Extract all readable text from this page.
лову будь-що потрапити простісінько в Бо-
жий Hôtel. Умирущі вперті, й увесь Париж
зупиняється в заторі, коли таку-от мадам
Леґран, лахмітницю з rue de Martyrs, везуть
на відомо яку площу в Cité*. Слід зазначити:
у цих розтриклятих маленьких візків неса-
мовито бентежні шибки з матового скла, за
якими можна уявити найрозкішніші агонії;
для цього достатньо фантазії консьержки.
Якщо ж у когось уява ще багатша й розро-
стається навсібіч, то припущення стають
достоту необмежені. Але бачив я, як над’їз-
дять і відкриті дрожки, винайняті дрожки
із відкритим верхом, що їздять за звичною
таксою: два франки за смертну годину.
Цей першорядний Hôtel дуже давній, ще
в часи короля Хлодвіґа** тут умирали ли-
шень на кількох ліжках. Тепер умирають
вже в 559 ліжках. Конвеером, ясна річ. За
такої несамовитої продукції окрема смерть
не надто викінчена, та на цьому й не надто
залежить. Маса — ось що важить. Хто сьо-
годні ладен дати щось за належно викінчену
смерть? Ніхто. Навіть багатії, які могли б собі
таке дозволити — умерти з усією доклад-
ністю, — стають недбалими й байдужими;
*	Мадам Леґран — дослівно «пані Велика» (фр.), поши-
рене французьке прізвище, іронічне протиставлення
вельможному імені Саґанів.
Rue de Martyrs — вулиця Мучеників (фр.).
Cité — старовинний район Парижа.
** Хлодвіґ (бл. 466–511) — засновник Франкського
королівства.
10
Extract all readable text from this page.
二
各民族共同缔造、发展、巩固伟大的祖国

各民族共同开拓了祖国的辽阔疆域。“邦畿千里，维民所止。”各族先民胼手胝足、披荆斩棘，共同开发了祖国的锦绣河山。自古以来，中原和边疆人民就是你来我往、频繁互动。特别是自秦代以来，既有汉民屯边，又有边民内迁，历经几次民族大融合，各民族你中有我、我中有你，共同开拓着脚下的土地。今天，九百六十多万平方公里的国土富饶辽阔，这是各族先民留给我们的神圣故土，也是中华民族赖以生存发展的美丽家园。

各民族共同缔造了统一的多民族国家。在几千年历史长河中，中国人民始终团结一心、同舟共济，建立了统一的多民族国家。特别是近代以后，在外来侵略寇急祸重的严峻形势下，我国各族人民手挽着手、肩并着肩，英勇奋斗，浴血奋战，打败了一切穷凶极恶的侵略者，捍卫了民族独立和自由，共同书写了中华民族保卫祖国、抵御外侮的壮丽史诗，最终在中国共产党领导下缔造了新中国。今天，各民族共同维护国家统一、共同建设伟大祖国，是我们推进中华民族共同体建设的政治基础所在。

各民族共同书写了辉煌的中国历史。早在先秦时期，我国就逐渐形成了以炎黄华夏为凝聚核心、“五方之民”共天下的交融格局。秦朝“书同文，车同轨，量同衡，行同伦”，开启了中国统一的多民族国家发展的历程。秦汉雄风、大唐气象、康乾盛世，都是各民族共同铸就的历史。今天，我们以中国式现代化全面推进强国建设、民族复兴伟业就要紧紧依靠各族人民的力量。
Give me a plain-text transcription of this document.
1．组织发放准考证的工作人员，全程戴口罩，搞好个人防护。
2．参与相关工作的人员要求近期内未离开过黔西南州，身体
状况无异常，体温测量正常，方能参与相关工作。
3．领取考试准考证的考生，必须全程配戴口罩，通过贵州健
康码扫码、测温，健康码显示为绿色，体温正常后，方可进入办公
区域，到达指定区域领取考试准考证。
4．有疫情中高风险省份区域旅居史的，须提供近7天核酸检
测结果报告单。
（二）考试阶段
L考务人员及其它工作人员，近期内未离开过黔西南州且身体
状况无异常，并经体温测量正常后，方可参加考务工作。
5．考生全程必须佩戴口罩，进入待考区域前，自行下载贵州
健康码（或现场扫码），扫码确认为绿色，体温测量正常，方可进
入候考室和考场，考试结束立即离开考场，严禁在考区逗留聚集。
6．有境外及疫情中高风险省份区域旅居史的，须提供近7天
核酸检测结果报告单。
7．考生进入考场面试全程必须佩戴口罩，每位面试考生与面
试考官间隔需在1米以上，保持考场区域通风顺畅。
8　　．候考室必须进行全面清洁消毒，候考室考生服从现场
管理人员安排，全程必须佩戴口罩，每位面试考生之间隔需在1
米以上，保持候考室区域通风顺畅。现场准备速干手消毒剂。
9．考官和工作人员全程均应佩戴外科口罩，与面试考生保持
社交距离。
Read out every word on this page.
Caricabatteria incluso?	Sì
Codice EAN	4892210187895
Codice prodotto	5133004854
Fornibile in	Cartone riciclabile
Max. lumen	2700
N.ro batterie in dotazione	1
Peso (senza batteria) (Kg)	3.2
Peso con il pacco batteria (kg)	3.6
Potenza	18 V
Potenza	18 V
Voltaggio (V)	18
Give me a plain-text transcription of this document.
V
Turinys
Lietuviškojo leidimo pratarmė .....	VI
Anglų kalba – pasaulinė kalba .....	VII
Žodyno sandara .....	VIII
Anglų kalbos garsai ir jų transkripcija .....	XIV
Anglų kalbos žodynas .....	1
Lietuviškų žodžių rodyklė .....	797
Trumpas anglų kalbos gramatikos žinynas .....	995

* [WHAT THE TASK ASKS]:
Return each full line of the entries that contains the word "状况无异常".

* [SOLUTION TO THIS EXERCISE]:
状况无异常，体温测量正常，方能参与相关工作。
状况无异常，并经体温测量正常后，方可参加考务工作。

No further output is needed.